• WORK TO COMPLETE: Whenever a line below holds the word "been", copy that line.

• EXTRACTED DATA:
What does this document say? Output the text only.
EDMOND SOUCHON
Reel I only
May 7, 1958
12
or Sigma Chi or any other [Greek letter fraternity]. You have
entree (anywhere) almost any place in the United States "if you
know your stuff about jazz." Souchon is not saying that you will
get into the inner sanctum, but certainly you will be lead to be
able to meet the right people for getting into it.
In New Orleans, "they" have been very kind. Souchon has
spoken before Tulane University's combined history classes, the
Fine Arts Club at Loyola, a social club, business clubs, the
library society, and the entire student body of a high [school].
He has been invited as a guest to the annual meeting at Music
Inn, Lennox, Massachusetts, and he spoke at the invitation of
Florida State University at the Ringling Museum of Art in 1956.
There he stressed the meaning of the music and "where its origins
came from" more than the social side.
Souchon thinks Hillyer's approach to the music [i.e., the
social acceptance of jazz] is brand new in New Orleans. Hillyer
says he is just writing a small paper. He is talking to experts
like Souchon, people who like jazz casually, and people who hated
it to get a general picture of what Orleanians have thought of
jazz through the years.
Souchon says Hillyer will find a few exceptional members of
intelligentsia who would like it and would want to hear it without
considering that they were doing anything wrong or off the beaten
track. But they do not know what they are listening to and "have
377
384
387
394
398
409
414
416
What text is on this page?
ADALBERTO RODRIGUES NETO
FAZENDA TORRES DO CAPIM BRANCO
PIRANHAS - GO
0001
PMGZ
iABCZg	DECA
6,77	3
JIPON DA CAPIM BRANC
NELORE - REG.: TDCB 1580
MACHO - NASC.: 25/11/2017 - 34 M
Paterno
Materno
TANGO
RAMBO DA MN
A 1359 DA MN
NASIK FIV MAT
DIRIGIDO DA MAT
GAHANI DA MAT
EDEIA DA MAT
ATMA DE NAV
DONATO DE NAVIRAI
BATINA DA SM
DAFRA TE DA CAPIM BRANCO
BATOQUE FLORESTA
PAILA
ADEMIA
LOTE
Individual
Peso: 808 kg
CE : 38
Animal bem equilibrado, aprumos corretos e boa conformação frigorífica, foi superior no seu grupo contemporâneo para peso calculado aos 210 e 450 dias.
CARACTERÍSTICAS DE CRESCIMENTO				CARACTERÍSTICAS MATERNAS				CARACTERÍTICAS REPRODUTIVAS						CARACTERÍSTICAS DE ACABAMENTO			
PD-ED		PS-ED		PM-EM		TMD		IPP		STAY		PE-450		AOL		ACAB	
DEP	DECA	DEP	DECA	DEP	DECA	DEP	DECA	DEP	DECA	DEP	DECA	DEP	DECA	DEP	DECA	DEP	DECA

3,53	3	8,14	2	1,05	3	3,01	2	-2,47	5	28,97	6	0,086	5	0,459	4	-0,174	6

• THE SOLUTION:
In New Orleans, "they" have been very kind. Souchon has
He has been invited as a guest to the annual meeting at Music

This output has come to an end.